Repeat the entire listing exactly as written.

* * *

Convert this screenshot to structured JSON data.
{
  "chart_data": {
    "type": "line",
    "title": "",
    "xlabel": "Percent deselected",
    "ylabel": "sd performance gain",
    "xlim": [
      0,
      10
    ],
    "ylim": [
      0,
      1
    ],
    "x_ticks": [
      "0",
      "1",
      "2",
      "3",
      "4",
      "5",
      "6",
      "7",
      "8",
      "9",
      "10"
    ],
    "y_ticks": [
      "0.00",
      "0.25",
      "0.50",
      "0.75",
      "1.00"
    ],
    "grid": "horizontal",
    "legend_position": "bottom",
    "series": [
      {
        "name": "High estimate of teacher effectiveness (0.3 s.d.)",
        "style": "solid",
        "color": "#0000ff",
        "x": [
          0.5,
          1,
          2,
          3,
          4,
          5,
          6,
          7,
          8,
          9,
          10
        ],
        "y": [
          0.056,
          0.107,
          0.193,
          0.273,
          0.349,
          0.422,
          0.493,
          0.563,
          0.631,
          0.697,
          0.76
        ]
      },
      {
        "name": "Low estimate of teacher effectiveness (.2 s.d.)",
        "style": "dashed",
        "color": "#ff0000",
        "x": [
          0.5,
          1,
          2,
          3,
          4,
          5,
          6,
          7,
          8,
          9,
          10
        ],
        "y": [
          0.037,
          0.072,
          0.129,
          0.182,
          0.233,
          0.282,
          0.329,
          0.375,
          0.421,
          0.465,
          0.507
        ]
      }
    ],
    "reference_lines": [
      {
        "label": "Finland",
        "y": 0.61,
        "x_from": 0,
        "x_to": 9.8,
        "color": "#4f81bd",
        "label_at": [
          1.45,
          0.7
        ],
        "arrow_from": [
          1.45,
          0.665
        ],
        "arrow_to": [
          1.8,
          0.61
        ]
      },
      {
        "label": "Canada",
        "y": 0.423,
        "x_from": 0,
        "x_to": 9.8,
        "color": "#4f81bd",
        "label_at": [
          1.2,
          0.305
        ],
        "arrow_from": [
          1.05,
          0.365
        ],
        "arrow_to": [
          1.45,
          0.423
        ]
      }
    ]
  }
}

* * *

# Response to the exercise
Convert this screenshot to structured JSON data.
{
  "chart_data": {
    "type": "line",
    "title": "",
    "xlabel": "Percent deselected",
    "ylabel": "sd performance gain",
    "xlim": [
      0,
      10
    ],
    "ylim": [
      0,
      1
    ],
    "x_ticks": [
      "0",
      "1",
      "2",
      "3",
      "4",
      "5",
      "6",
      "7",
      "8",
      "9",
      "10"
    ],
    "y_ticks": [
      "0.00",
      "0.25",
      "0.50",
      "0.75",
      "1.00"
    ],
    "grid": "horizontal",
    "legend_position": "bottom",
    "series": [
      {
        "name": "High estimate of teacher effectiveness (0.3 s.d.)",
        "style": "solid",
        "color": "#0000ff",
        "x": [
          0.5,
          1,
          2,
          3,
          4,
          5,
          6,
          7,
          8,
          9,
          10
        ],
        "y": [
          0.056,
          0.107,
          0.193,
          0.273,
          0.349,
          0.422,
          0.493,
          0.563,
          0.631,
          0.697,
          0.76
        ]
      },
      {
        "name": "Low estimate of teacher effectiveness (.2 s.d.)",
        "style": "dashed",
        "color": "#ff0000",
        "x": [
          0.5,
          1,
          2,
          3,
          4,
          5,
          6,
          7,
          8,
          9,
          10
        ],
        "y": [
          0.037,
          0.072,
          0.129,
          0.182,
          0.233,
          0.282,
          0.329,
          0.375,
          0.421,
          0.465,
          0.507
        ]
      }
    ],
    "reference_lines": [
      {
        "label": "Finland",
        "y": 0.61,
        "x_from": 0,
        "x_to": 9.8,
        "color": "#4f81bd",
        "label_at": [
          1.45,
          0.7
        ],
        "arrow_from": [
          1.45,
          0.665
        ],
        "arrow_to": [
          1.8,
          0.61
        ]
      },
      {
        "label": "Canada",
        "y": 0.423,
        "x_from": 0,
        "x_to": 9.8,
        "color": "#4f81bd",
        "label_at": [
          1.2,
          0.305
        ],
        "arrow_from": [
          1.05,
          0.365
        ],
        "arrow_to": [
          1.45,
          0.423
        ]
      }
    ]
  }
}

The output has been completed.